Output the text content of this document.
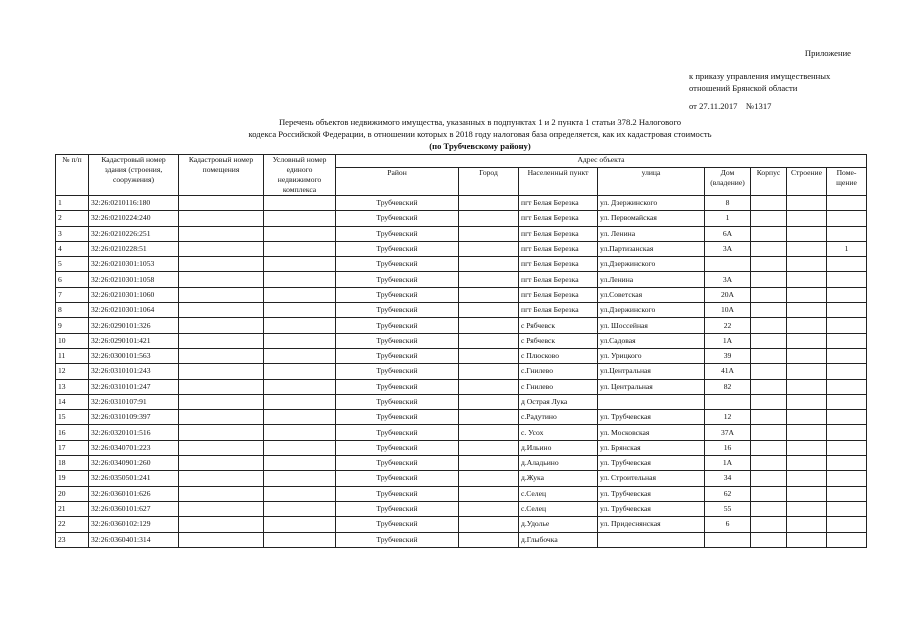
Приложение
к приказу управления имущественных отношений Брянской области
от 27.11.2017    №1317
Перечень объектов недвижимого имущества, указанных в подпунктах 1 и 2 пункта 1 статьи 378.2 Налогового
кодекса Российской Федерации, в отношении которых в 2018 году налоговая база определяется, как их кадастровая стоимость
(по Трубчевскому району)
№ п/п	Кадастровый номер здания (строения, сооружения)	Кадастровый номер помещения	Условный номер единого недвижимого комплекса	Адрес объекта							
				Район	Город	Населенный пункт	улица	Дом (владение)	Корпус	Строение	Поме-щение
1	32:26:0210116:180			Трубчевский		пгт Белая Березка	ул. Дзержинского	8			
2	32:26:0210224:240			Трубчевский		пгт Белая Березка	ул. Первомайская	1			
3	32:26:0210226:251			Трубчевский		пгт Белая Березка	ул. Ленина	6А			
4	32:26:0210228:51			Трубчевский		пгт Белая Березка	ул.Партизанская	3А			1
5	32:26:0210301:1053			Трубчевский		пгт Белая Березка	ул.Дзержинского				
6	32:26:0210301:1058			Трубчевский		пгт Белая Березка	ул.Ленина	3А			
7	32:26:0210301:1060			Трубчевский		пгт Белая Березка	ул.Советская	20А			
8	32:26:0210301:1064			Трубчевский		пгт Белая Березка	ул.Дзержинского	10А			
9	32:26:0290101:326			Трубчевский		с Рябчевск	ул. Шоссейная	22			
10	32:26:0290101:421			Трубчевский		с Рябчевск	ул.Садовая	1А			
11	32:26:0300101:563			Трубчевский		с Плюсково	ул. Урицкого	39			
12	32:26:0310101:243			Трубчевский		с.Гнилево	ул.Центральная	41А			
13	32:26:0310101:247			Трубчевский		с Гнилево	ул. Центральная	82			
14	32:26:0310107:91			Трубчевский		д Острая Лука					
15	32:26:0310109:397			Трубчевский		с.Радутино	ул. Трубчевская	12			
16	32:26:0320101:516			Трубчевский		с. Усох	ул. Московская	37А			
17	32:26:0340701:223			Трубчевский		д.Ильино	ул. Брянская	16			
18	32:26:0340901:260			Трубчевский		д.Аладьино	ул. Трубчевская	1А			
19	32:26:0350501:241			Трубчевский		д.Жука	ул. Строительная	34			
20	32:26:0360101:626			Трубчевский		с.Селец	ул. Трубчевская	62			
21	32:26:0360101:627			Трубчевский		с.Селец	ул. Трубчевская	55			
22	32:26:0360102:129			Трубчевский		д.Удолье	ул. Придеснянская	6			
23	32:26:0360401:314			Трубчевский		д.Глыбочка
——————————
The exercise → Without the pictures, print the whole listing exactly as given.

In response →
Output the text content of this document.
Приложение
к приказу управления имущественных отношений Брянской области
от 27.11.2017    №1317
Перечень объектов недвижимого имущества, указанных в подпунктах 1 и 2 пункта 1 статьи 378.2 Налогового
кодекса Российской Федерации, в отношении которых в 2018 году налоговая база определяется, как их кадастровая стоимость
(по Трубчевскому району)
№ п/п	Кадастровый номер здания (строения, сооружения)	Кадастровый номер помещения	Условный номер единого недвижимого комплекса	Адрес объекта							
				Район	Город	Населенный пункт	улица	Дом (владение)	Корпус	Строение	Поме-щение
1	32:26:0210116:180			Трубчевский		пгт Белая Березка	ул. Дзержинского	8			
2	32:26:0210224:240			Трубчевский		пгт Белая Березка	ул. Первомайская	1			
3	32:26:0210226:251			Трубчевский		пгт Белая Березка	ул. Ленина	6А			
4	32:26:0210228:51			Трубчевский		пгт Белая Березка	ул.Партизанская	3А			1
5	32:26:0210301:1053			Трубчевский		пгт Белая Березка	ул.Дзержинского				
6	32:26:0210301:1058			Трубчевский		пгт Белая Березка	ул.Ленина	3А			
7	32:26:0210301:1060			Трубчевский		пгт Белая Березка	ул.Советская	20А			
8	32:26:0210301:1064			Трубчевский		пгт Белая Березка	ул.Дзержинского	10А			
9	32:26:0290101:326			Трубчевский		с Рябчевск	ул. Шоссейная	22			
10	32:26:0290101:421			Трубчевский		с Рябчевск	ул.Садовая	1А			
11	32:26:0300101:563			Трубчевский		с Плюсково	ул. Урицкого	39			
12	32:26:0310101:243			Трубчевский		с.Гнилево	ул.Центральная	41А			
13	32:26:0310101:247			Трубчевский		с Гнилево	ул. Центральная	82			
14	32:26:0310107:91			Трубчевский		д Острая Лука					
15	32:26:0310109:397			Трубчевский		с.Радутино	ул. Трубчевская	12			
16	32:26:0320101:516			Трубчевский		с. Усох	ул. Московская	37А			
17	32:26:0340701:223			Трубчевский		д.Ильино	ул. Брянская	16			
18	32:26:0340901:260			Трубчевский		д.Аладьино	ул. Трубчевская	1А			
19	32:26:0350501:241			Трубчевский		д.Жука	ул. Строительная	34			
20	32:26:0360101:626			Трубчевский		с.Селец	ул. Трубчевская	62			
21	32:26:0360101:627			Трубчевский		с.Селец	ул. Трубчевская	55			
22	32:26:0360102:129			Трубчевский		д.Удолье	ул. Придеснянская	6			
23	32:26:0360401:314			Трубчевский		д.Глыбочка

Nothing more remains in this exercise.